• _AIM_
Count every line in the entries that contains "Mary". Report that count alone.

• _Recorded data_
● ● ● ● ●

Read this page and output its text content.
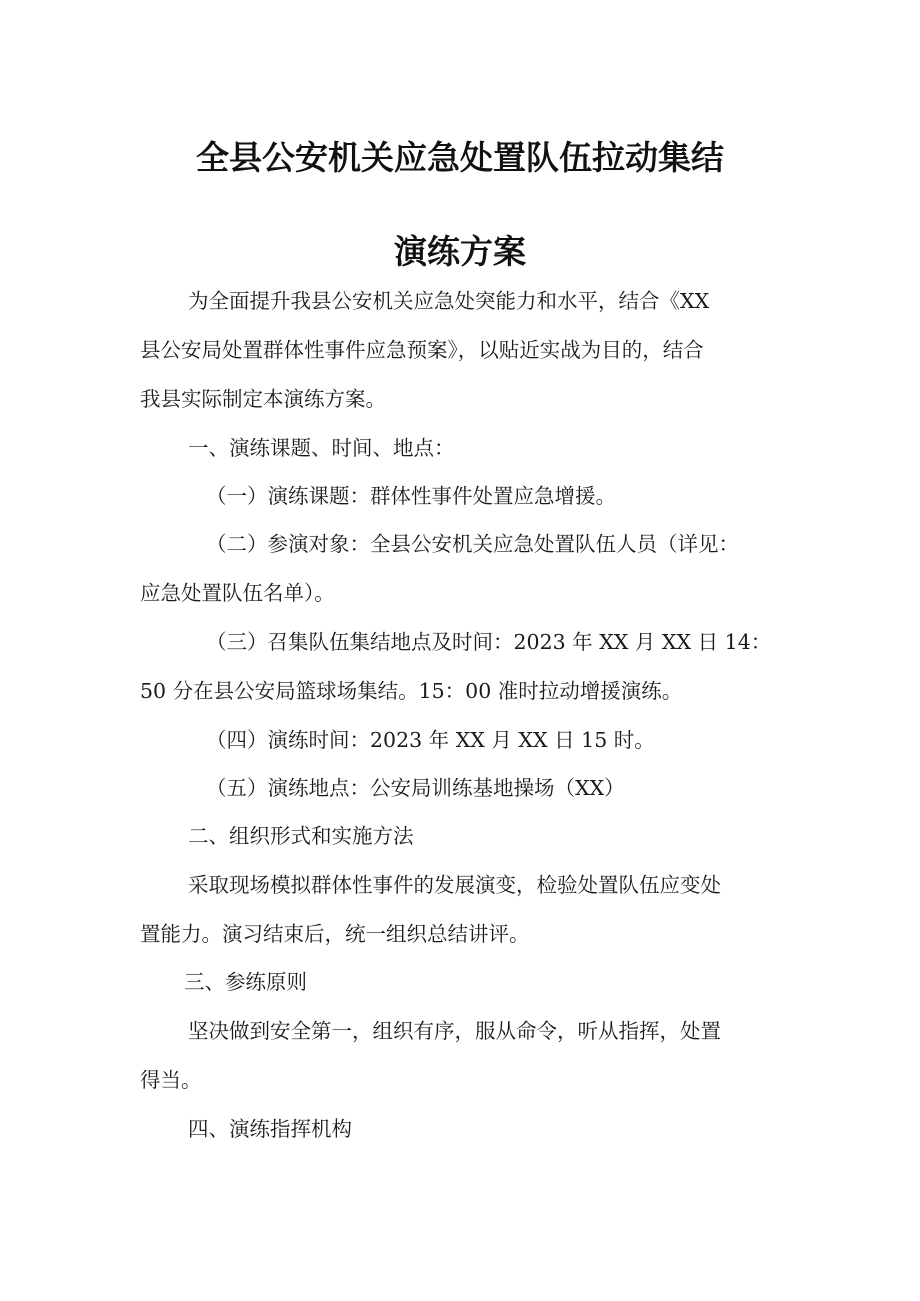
全县公安机关应急处置队伍拉动集结
演练方案
为全面提升我县公安机关应急处突能力和水平，结合《XX
县公安局处置群体性事件应急预案》，以贴近实战为目的，结合
我县实际制定本演练方案。
一、演练课题、时间、地点：
（一）演练课题：群体性事件处置应急增援。
（二）参演对象：全县公安机关应急处置队伍人员（详见：
应急处置队伍名单）。
（三）召集队伍集结地点及时间：2023 年 XX 月 XX 日 14：
50 分在县公安局篮球场集结。15：00 准时拉动增援演练。
（四）演练时间：2023 年 XX 月 XX 日 15 时。
（五）演练地点：公安局训练基地操场（XX）
二、组织形式和实施方法
采取现场模拟群体性事件的发展演变，检验处置队伍应变处
置能力。演习结束后，统一组织总结讲评。
三、参练原则
坚决做到安全第一，组织有序，服从命令，听从指挥，处置
得当。
四、演练指挥机构
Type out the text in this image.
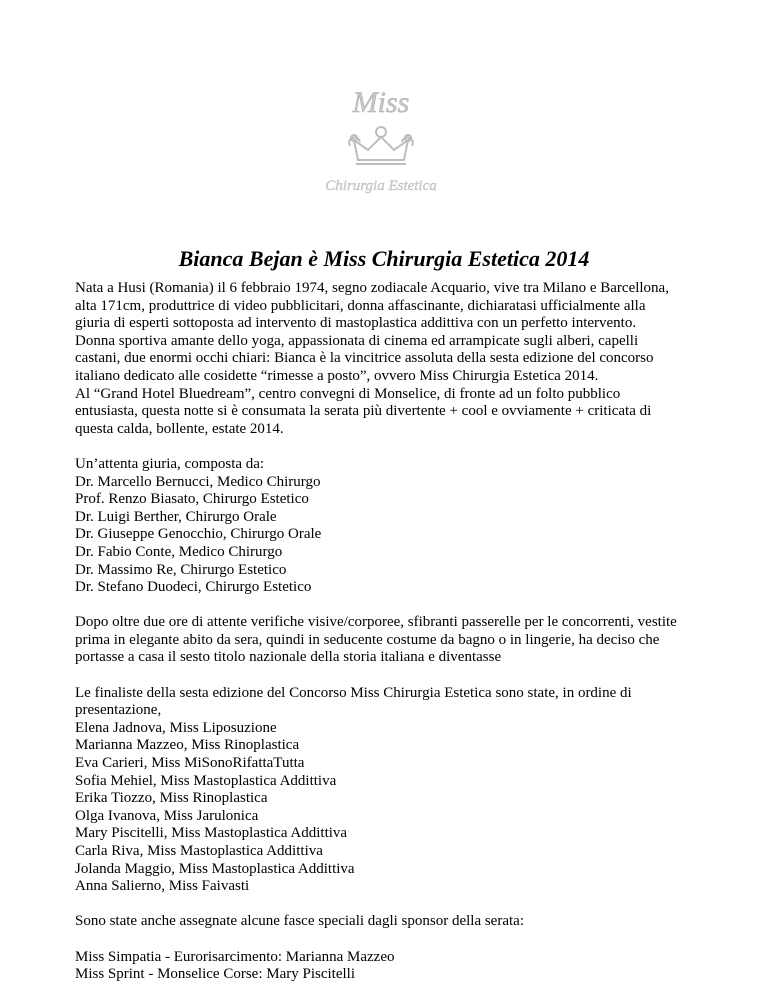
Miss
Chirurgia Estetica
Bianca Bejan è Miss Chirurgia Estetica 2014

Nata a Husi (Romania) il 6 febbraio 1974, segno zodiacale Acquario, vive tra Milano e Barcellona,
alta 171cm, produttrice di video pubblicitari, donna affascinante, dichiaratasi ufficialmente alla
giuria di esperti sottoposta ad intervento di mastoplastica addittiva con un perfetto intervento.
Donna sportiva amante dello yoga, appassionata di cinema ed arrampicate sugli alberi, capelli
castani, due enormi occhi chiari: Bianca è la vincitrice assoluta della sesta edizione del concorso
italiano dedicato alle cosidette “rimesse a posto”, ovvero Miss Chirurgia Estetica 2014.
Al “Grand Hotel Bluedream”, centro convegni di Monselice, di fronte ad un folto pubblico
entusiasta, questa notte si è consumata la serata più divertente + cool e ovviamente + criticata di
questa calda, bollente, estate 2014.

Un’attenta giuria, composta da:
Dr. Marcello Bernucci, Medico Chirurgo
Prof. Renzo Biasato, Chirurgo Estetico
Dr. Luigi Berther, Chirurgo Orale
Dr. Giuseppe Genocchio, Chirurgo Orale
Dr. Fabio Conte, Medico Chirurgo
Dr. Massimo Re, Chirurgo Estetico
Dr. Stefano Duodeci, Chirurgo Estetico

Dopo oltre due ore di attente verifiche visive/corporee, sfibranti passerelle per le concorrenti, vestite
prima in elegante abito da sera, quindi in seducente costume da bagno o in lingerie, ha deciso che
portasse a casa il sesto titolo nazionale della storia italiana e diventasse

Le finaliste della sesta edizione del Concorso Miss Chirurgia Estetica sono state, in ordine di
presentazione,
Elena Jadnova, Miss Liposuzione
Marianna Mazzeo, Miss Rinoplastica
Eva Carieri, Miss MiSonoRifattaTutta
Sofia Mehiel, Miss Mastoplastica Addittiva
Erika Tiozzo, Miss Rinoplastica
Olga Ivanova, Miss Jarulonica
Mary Piscitelli, Miss Mastoplastica Addittiva
Carla Riva, Miss Mastoplastica Addittiva
Jolanda Maggio, Miss Mastoplastica Addittiva
Anna Salierno, Miss Faivasti

Sono state anche assegnate alcune fasce speciali dagli sponsor della serata:

Miss Simpatia - Eurorisarcimento: Marianna Mazzeo
Miss Sprint - Monselice Corse: Mary Piscitelli
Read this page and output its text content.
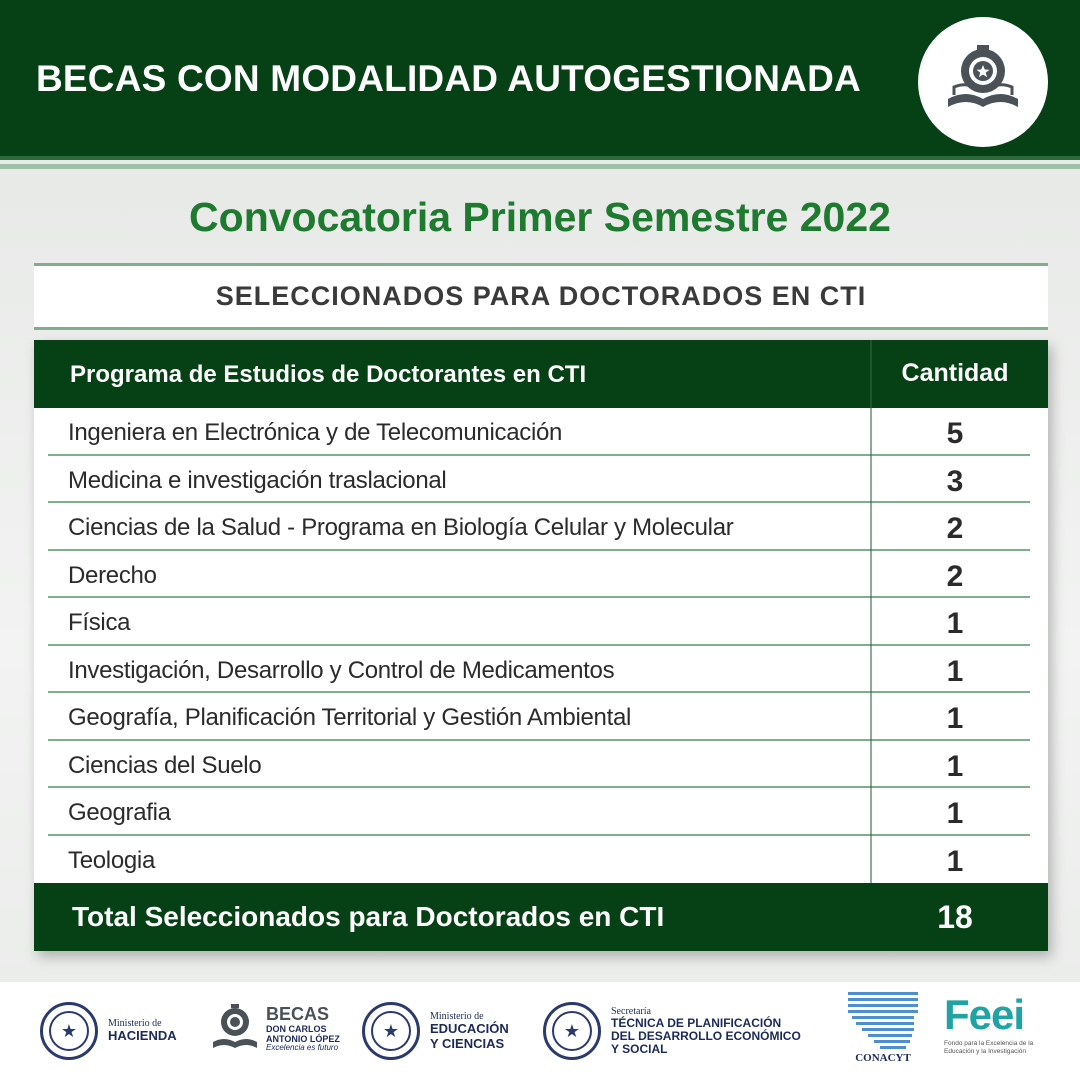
BECAS CON MODALIDAD AUTOGESTIONADA
Convocatoria Primer Semestre 2022
SELECCIONADOS PARA DOCTORADOS EN CTI
Programa de Estudios de Doctorantes en CTI	Cantidad
Ingeniera en Electrónica y de Telecomunicación	5
Medicina e investigación traslacional	3
Ciencias de la Salud - Programa en Biología Celular y Molecular	2
Derecho	2
Física	1
Investigación, Desarrollo y Control de Medicamentos	1
Geografía, Planificación Territorial y Gestión Ambiental	1
Ciencias del Suelo	1
Geografia	1
Teologia	1
Total Seleccionados para Doctorados en CTI	18
★	Ministerio de
HACIENDA
BECAS
DON CARLOS
ANTONIO LÓPEZ
Excelencia es futuro
★
Ministerio de
EDUCACIÓN
Y CIENCIAS
★
Secretaría
TÉCNICA DE PLANIFICACIÓN
DEL DESARROLLO ECONÓMICO
Y SOCIAL
CONACYT
Feei
Fondo para la Excelencia de la Educación y la Investigación
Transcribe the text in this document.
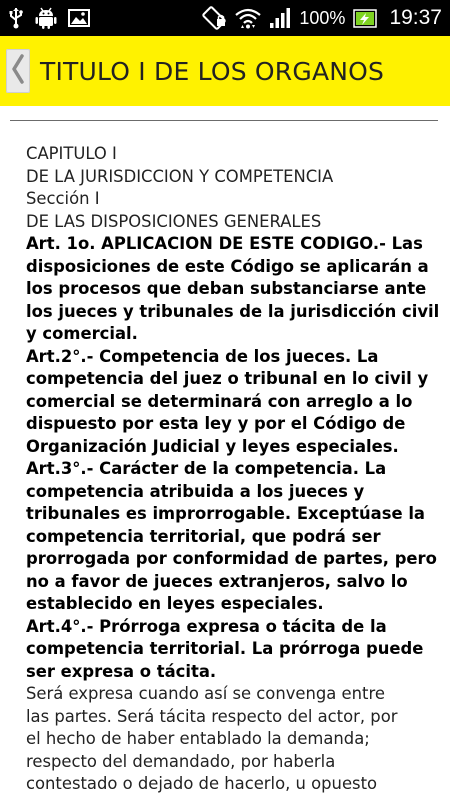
100% 19:37
TITULO I DE LOS ORGANOS
CAPITULO I
DE LA JURISDICCION Y COMPETENCIA
Sección I
DE LAS DISPOSICIONES GENERALES
Art. 1o. APLICACION DE ESTE CODIGO.- Las
disposiciones de este Código se aplicarán a
los procesos que deban substanciarse ante
los jueces y tribunales de la jurisdicción civil
y comercial.
Art.2°.- Competencia de los jueces. La
competencia del juez o tribunal en lo civil y
comercial se determinará con arreglo a lo
dispuesto por esta ley y por el Código de
Organización Judicial y leyes especiales.
Art.3°.- Carácter de la competencia. La
competencia atribuida a los jueces y
tribunales es improrrogable. Exceptúase la
competencia territorial, que podrá ser
prorrogada por conformidad de partes, pero
no a favor de jueces extranjeros, salvo lo
establecido en leyes especiales.
Art.4°.- Prórroga expresa o tácita de la
competencia territorial. La prórroga puede
ser expresa o tácita.
Será expresa cuando así se convenga entre
las partes. Será tácita respecto del actor, por
el hecho de haber entablado la demanda;
respecto del demandado, por haberla
contestado o dejado de hacerlo, u opuesto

● ● ● ● ●

• _COMPLETED TASK_
2